_SUPPLIED DATA_
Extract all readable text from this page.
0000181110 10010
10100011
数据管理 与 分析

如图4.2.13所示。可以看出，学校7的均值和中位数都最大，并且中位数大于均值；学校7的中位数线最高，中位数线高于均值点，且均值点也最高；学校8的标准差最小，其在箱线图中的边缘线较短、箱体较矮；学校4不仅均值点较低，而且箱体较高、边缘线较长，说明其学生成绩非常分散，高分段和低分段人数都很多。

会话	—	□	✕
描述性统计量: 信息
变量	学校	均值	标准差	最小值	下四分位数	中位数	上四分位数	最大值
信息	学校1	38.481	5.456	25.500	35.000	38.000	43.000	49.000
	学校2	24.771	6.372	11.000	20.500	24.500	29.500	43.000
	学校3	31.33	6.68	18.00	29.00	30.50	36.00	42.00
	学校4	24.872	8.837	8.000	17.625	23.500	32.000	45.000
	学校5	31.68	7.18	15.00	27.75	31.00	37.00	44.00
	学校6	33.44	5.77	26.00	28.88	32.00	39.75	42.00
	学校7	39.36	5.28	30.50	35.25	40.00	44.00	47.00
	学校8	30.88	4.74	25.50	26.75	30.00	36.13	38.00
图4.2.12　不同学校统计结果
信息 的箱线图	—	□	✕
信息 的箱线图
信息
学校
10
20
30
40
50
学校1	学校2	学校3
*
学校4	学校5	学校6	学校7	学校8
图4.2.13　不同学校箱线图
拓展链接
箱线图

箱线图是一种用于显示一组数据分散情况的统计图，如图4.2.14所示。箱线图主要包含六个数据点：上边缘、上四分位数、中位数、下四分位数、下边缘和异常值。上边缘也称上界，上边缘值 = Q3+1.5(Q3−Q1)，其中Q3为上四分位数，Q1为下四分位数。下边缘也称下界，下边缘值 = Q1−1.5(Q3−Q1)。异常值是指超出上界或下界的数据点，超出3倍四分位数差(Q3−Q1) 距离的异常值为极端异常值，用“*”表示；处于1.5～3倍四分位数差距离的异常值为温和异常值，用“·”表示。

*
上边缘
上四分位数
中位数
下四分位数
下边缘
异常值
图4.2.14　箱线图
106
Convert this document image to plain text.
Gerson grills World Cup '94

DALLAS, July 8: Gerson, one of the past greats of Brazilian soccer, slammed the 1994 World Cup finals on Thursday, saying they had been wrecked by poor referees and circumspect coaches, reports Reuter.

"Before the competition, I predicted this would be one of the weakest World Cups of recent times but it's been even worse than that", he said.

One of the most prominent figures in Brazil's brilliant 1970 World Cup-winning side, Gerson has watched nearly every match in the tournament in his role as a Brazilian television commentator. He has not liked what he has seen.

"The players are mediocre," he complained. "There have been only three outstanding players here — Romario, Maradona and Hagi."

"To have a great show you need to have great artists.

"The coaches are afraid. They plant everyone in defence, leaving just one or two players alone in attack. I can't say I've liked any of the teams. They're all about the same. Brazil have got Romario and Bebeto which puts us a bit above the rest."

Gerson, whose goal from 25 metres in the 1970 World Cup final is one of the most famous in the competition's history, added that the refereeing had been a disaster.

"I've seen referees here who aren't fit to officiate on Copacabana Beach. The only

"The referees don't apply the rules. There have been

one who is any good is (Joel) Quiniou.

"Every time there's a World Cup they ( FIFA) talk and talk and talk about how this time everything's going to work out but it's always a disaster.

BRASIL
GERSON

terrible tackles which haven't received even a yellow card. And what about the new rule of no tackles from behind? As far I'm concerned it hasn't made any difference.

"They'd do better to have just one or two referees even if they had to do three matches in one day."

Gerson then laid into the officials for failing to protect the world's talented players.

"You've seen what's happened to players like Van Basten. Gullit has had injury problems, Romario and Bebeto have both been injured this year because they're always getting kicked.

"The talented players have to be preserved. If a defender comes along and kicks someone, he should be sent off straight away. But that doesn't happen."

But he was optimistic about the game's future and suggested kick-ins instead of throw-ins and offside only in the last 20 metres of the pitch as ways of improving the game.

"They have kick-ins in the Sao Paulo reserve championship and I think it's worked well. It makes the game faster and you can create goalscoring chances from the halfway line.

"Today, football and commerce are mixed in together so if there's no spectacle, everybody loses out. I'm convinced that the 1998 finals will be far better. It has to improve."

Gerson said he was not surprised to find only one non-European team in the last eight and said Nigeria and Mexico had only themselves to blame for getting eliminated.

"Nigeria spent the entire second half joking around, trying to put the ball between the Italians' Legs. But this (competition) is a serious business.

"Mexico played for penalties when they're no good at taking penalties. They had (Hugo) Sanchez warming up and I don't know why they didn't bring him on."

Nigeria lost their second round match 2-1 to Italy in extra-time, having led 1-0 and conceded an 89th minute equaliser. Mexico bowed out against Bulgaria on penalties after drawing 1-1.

_REQUIRED TASK_
The entries above must be returned exactly.

_CORRECT RESULT_
Extract all readable text from this page.
0000181110 10010
10100011
数据管理 与 分析

如图4.2.13所示。可以看出，学校7的均值和中位数都最大，并且中位数大于均值；学校7的中位数线最高，中位数线高于均值点，且均值点也最高；学校8的标准差最小，其在箱线图中的边缘线较短、箱体较矮；学校4不仅均值点较低，而且箱体较高、边缘线较长，说明其学生成绩非常分散，高分段和低分段人数都很多。

会话	—	□	✕
描述性统计量: 信息
变量	学校	均值	标准差	最小值	下四分位数	中位数	上四分位数	最大值
信息	学校1	38.481	5.456	25.500	35.000	38.000	43.000	49.000
	学校2	24.771	6.372	11.000	20.500	24.500	29.500	43.000
	学校3	31.33	6.68	18.00	29.00	30.50	36.00	42.00
	学校4	24.872	8.837	8.000	17.625	23.500	32.000	45.000
	学校5	31.68	7.18	15.00	27.75	31.00	37.00	44.00
	学校6	33.44	5.77	26.00	28.88	32.00	39.75	42.00
	学校7	39.36	5.28	30.50	35.25	40.00	44.00	47.00
	学校8	30.88	4.74	25.50	26.75	30.00	36.13	38.00
图4.2.12　不同学校统计结果
信息 的箱线图	—	□	✕
信息 的箱线图
信息
学校
10
20
30
40
50
学校1	学校2	学校3
*
学校4	学校5	学校6	学校7	学校8
图4.2.13　不同学校箱线图
拓展链接
箱线图

箱线图是一种用于显示一组数据分散情况的统计图，如图4.2.14所示。箱线图主要包含六个数据点：上边缘、上四分位数、中位数、下四分位数、下边缘和异常值。上边缘也称上界，上边缘值 = Q3+1.5(Q3−Q1)，其中Q3为上四分位数，Q1为下四分位数。下边缘也称下界，下边缘值 = Q1−1.5(Q3−Q1)。异常值是指超出上界或下界的数据点，超出3倍四分位数差(Q3−Q1) 距离的异常值为极端异常值，用“*”表示；处于1.5～3倍四分位数差距离的异常值为温和异常值，用“·”表示。

*
上边缘
上四分位数
中位数
下四分位数
下边缘
异常值
图4.2.14　箱线图
106
Convert this document image to plain text.
Gerson grills World Cup '94

DALLAS, July 8: Gerson, one of the past greats of Brazilian soccer, slammed the 1994 World Cup finals on Thursday, saying they had been wrecked by poor referees and circumspect coaches, reports Reuter.

"Before the competition, I predicted this would be one of the weakest World Cups of recent times but it's been even worse than that", he said.

One of the most prominent figures in Brazil's brilliant 1970 World Cup-winning side, Gerson has watched nearly every match in the tournament in his role as a Brazilian television commentator. He has not liked what he has seen.

"The players are mediocre," he complained. "There have been only three outstanding players here — Romario, Maradona and Hagi."

"To have a great show you need to have great artists.

"The coaches are afraid. They plant everyone in defence, leaving just one or two players alone in attack. I can't say I've liked any of the teams. They're all about the same. Brazil have got Romario and Bebeto which puts us a bit above the rest."

Gerson, whose goal from 25 metres in the 1970 World Cup final is one of the most famous in the competition's history, added that the refereeing had been a disaster.

"I've seen referees here who aren't fit to officiate on Copacabana Beach. The only

"The referees don't apply the rules. There have been

one who is any good is (Joel) Quiniou.

"Every time there's a World Cup they ( FIFA) talk and talk and talk about how this time everything's going to work out but it's always a disaster.

BRASIL
GERSON

terrible tackles which haven't received even a yellow card. And what about the new rule of no tackles from behind? As far I'm concerned it hasn't made any difference.

"They'd do better to have just one or two referees even if they had to do three matches in one day."

Gerson then laid into the officials for failing to protect the world's talented players.

"You've seen what's happened to players like Van Basten. Gullit has had injury problems, Romario and Bebeto have both been injured this year because they're always getting kicked.

"The talented players have to be preserved. If a defender comes along and kicks someone, he should be sent off straight away. But that doesn't happen."

But he was optimistic about the game's future and suggested kick-ins instead of throw-ins and offside only in the last 20 metres of the pitch as ways of improving the game.

"They have kick-ins in the Sao Paulo reserve championship and I think it's worked well. It makes the game faster and you can create goalscoring chances from the halfway line.

"Today, football and commerce are mixed in together so if there's no spectacle, everybody loses out. I'm convinced that the 1998 finals will be far better. It has to improve."

Gerson said he was not surprised to find only one non-European team in the last eight and said Nigeria and Mexico had only themselves to blame for getting eliminated.

"Nigeria spent the entire second half joking around, trying to put the ball between the Italians' Legs. But this (competition) is a serious business.

"Mexico played for penalties when they're no good at taking penalties. They had (Hugo) Sanchez warming up and I don't know why they didn't bring him on."

Nigeria lost their second round match 2-1 to Italy in extra-time, having led 1-0 and conceded an 89th minute equaliser. Mexico bowed out against Bulgaria on penalties after drawing 1-1.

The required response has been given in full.